_Stored records:_
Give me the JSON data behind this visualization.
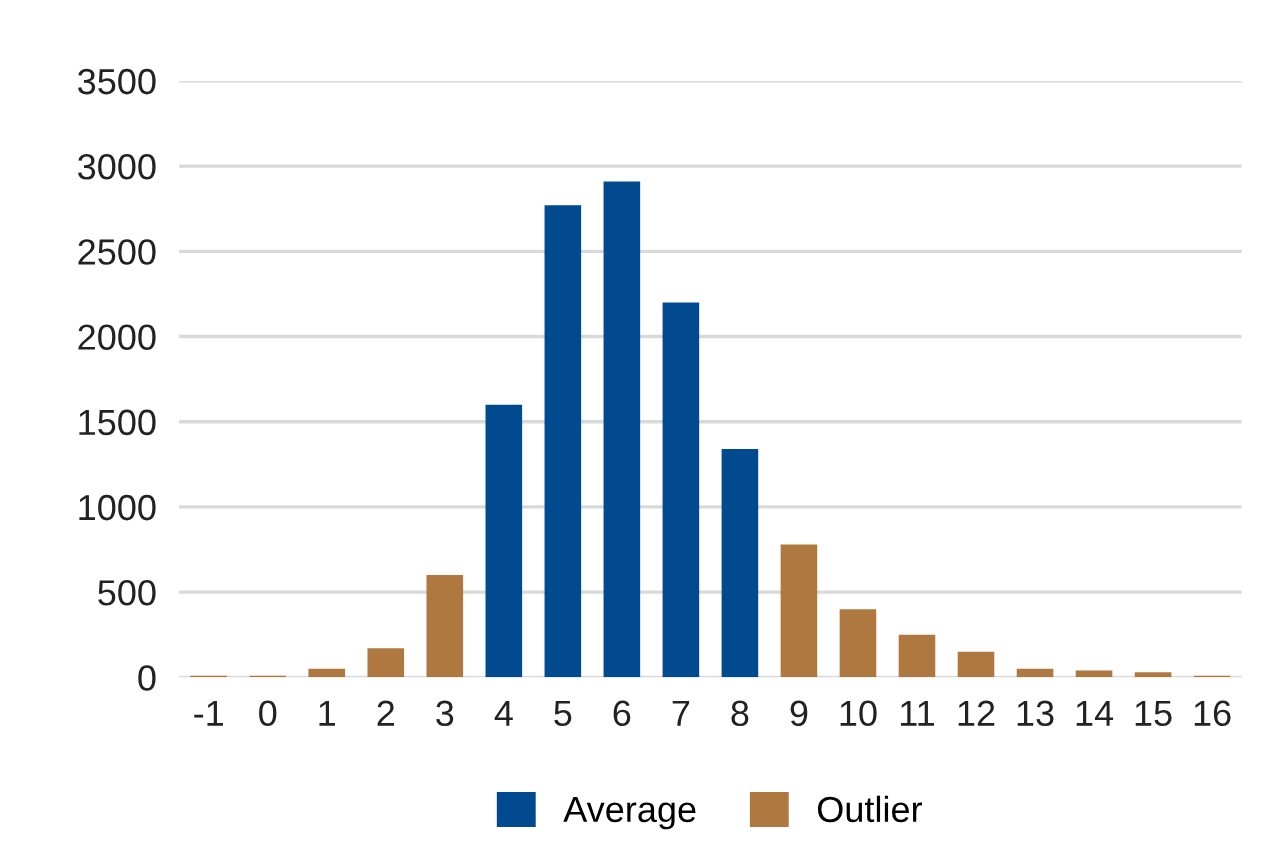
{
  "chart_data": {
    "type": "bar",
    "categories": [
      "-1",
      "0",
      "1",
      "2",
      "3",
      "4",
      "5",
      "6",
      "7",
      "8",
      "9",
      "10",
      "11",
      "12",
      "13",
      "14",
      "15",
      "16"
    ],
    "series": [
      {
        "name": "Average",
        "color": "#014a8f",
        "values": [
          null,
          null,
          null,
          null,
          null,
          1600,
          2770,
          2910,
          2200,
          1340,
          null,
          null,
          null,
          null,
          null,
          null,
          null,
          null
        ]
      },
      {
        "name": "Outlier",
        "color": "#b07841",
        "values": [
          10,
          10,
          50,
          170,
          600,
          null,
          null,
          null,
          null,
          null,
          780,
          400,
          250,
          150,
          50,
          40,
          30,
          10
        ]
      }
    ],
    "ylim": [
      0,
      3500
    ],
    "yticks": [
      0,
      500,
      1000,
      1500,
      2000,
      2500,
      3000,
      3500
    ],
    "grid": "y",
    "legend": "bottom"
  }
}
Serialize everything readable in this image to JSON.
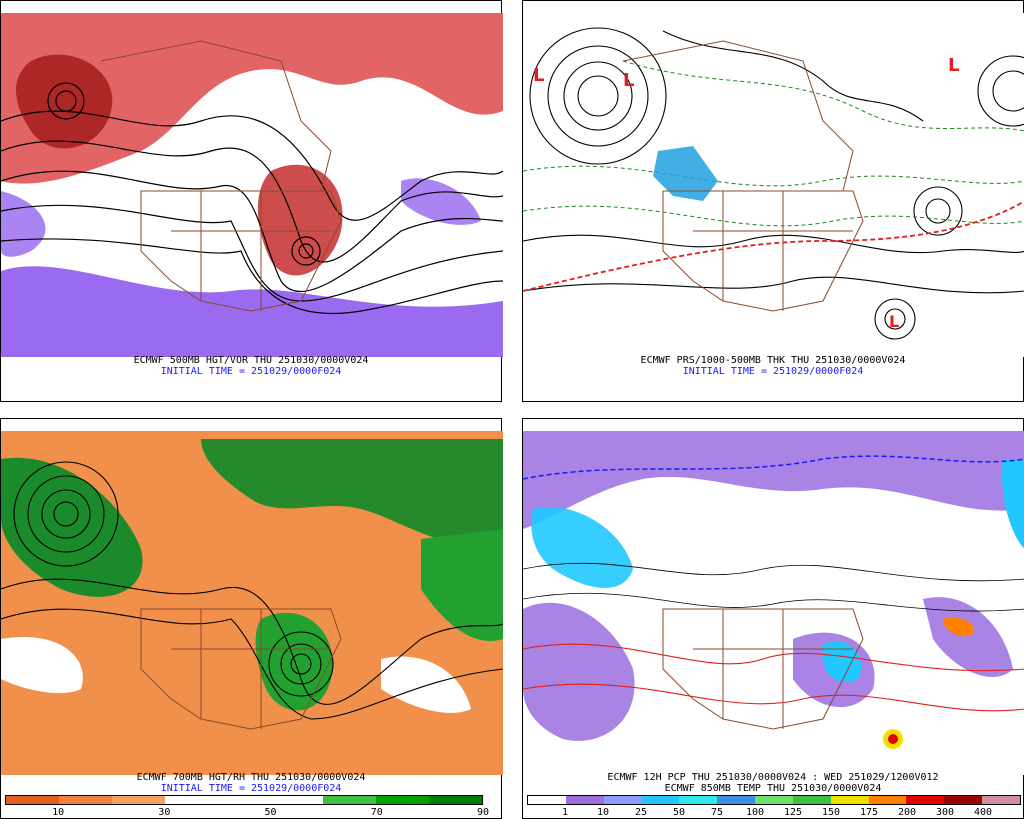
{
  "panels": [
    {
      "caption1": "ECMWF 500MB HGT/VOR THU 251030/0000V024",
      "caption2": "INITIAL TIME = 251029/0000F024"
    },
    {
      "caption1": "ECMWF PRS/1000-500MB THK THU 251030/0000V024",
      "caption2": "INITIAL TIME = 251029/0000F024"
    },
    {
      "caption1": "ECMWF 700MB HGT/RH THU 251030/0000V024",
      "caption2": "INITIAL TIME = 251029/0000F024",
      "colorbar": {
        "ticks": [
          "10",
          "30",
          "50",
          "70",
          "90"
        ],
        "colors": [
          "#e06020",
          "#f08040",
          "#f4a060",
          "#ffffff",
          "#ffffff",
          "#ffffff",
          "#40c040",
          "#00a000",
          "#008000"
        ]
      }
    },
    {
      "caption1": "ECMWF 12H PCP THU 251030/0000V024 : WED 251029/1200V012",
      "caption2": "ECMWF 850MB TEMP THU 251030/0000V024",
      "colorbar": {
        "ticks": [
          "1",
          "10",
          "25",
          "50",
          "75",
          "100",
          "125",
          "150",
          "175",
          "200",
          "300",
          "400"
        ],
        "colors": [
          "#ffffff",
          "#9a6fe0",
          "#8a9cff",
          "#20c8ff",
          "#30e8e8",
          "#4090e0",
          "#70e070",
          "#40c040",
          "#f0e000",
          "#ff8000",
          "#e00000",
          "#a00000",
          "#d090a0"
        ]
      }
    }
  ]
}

--

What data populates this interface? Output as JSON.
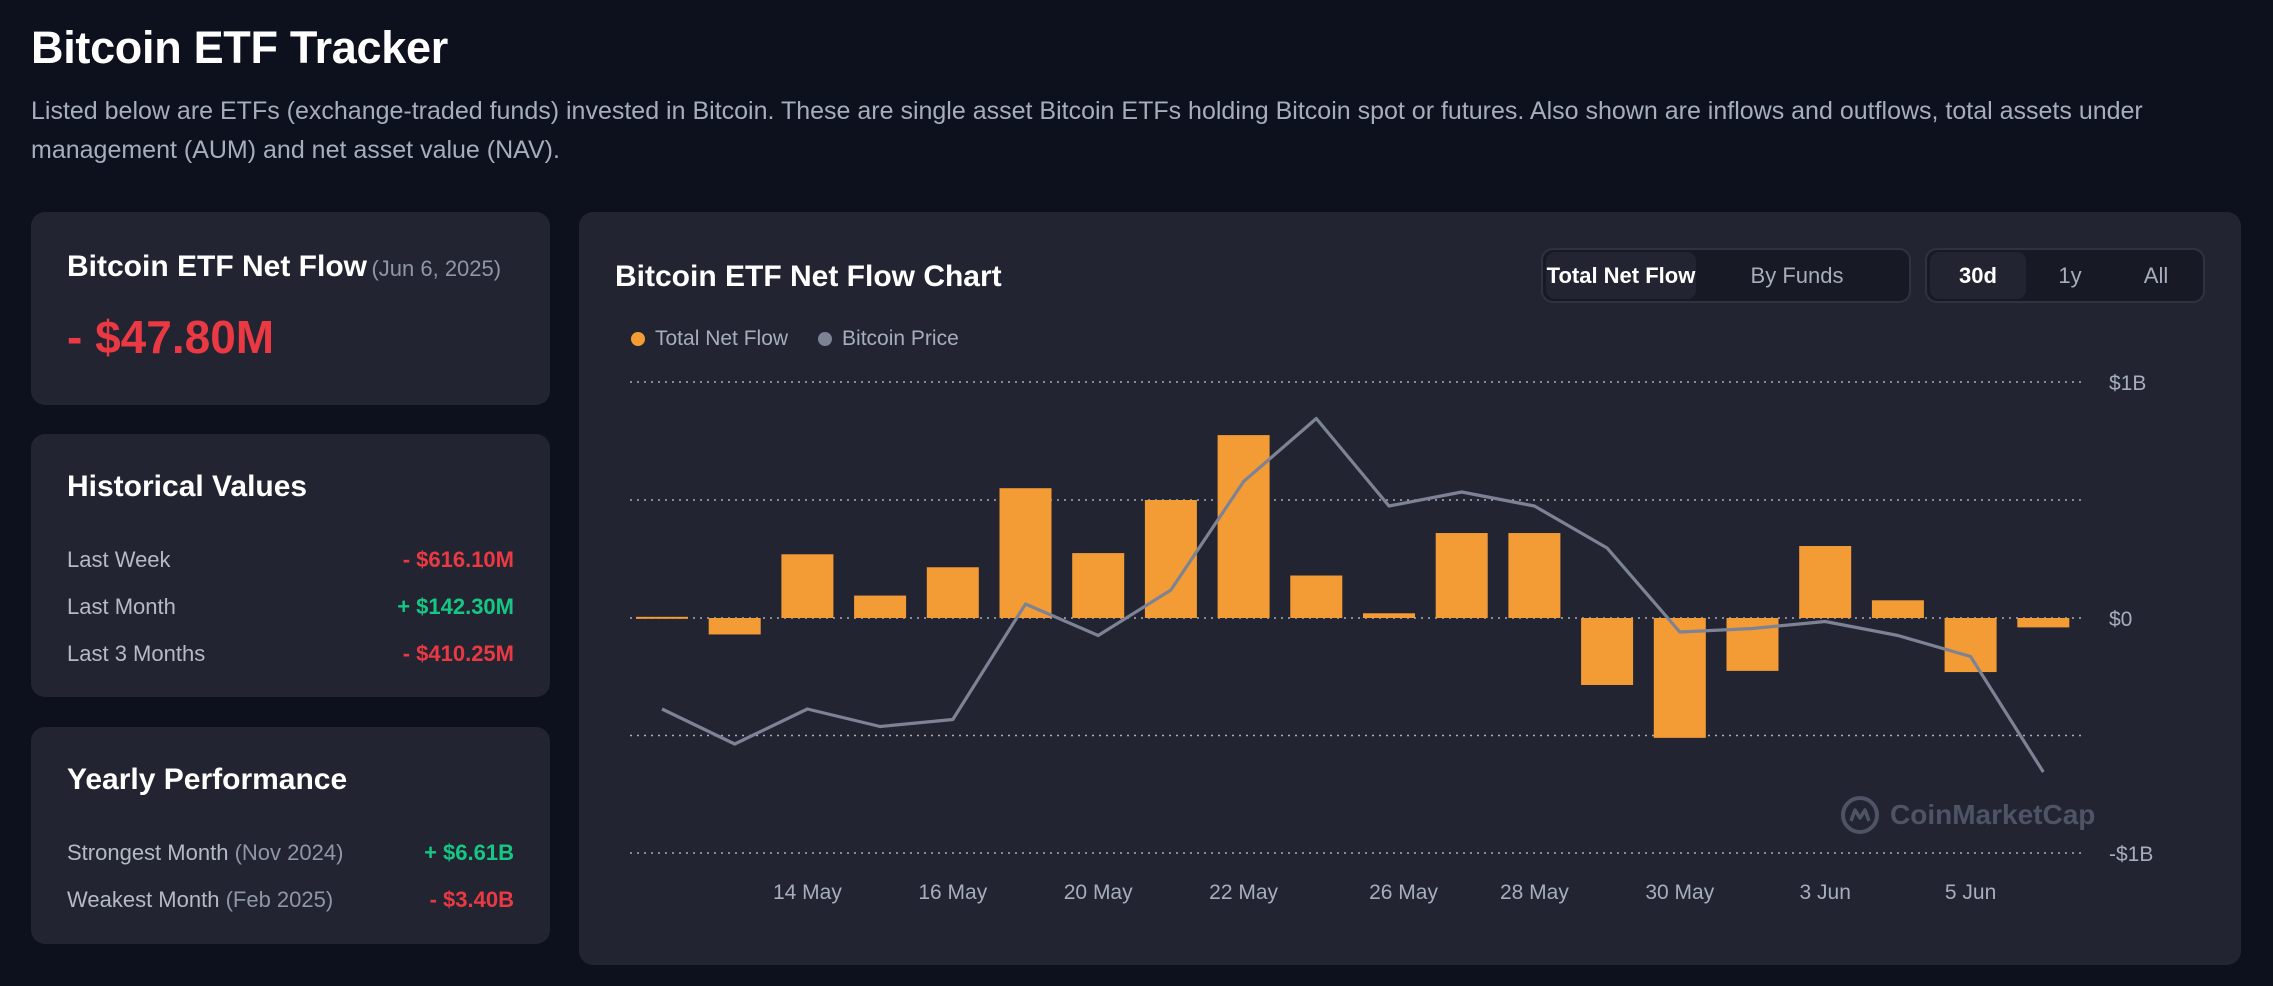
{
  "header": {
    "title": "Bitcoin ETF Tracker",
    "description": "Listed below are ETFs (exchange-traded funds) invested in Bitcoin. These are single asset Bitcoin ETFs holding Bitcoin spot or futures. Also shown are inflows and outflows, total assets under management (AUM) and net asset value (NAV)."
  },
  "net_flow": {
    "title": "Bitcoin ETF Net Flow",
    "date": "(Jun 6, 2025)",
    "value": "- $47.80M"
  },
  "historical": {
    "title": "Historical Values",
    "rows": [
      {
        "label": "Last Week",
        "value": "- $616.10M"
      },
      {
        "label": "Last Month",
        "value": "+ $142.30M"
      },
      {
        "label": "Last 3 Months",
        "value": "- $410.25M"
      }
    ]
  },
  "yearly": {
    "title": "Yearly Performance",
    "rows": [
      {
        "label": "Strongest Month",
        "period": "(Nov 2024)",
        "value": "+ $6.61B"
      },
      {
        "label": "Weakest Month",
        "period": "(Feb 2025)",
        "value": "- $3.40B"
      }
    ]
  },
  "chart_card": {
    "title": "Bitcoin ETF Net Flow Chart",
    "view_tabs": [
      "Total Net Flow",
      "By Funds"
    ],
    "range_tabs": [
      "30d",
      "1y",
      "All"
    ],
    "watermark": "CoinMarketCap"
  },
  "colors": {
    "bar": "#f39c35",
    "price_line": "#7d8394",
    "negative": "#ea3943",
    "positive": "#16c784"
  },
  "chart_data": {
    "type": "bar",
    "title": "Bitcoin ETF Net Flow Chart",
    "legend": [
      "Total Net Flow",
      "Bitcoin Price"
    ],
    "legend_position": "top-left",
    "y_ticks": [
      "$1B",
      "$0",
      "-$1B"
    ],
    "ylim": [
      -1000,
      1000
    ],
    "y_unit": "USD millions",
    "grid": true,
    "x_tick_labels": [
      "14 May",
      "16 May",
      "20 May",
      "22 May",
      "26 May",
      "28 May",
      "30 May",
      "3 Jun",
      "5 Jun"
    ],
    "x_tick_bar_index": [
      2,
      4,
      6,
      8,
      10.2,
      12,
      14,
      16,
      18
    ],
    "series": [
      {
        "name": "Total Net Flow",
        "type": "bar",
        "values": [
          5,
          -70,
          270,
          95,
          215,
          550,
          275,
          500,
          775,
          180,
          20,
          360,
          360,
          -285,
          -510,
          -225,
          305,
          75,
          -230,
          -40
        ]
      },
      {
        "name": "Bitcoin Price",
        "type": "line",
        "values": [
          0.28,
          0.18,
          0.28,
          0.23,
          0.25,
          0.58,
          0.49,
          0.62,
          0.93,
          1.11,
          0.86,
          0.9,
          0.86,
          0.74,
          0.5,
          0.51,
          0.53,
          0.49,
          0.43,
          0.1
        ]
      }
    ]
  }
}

_Exercise:_
In the listing, how many lines hold "Bitcoin"? Answer with a bare number.

_Expected answer:_
7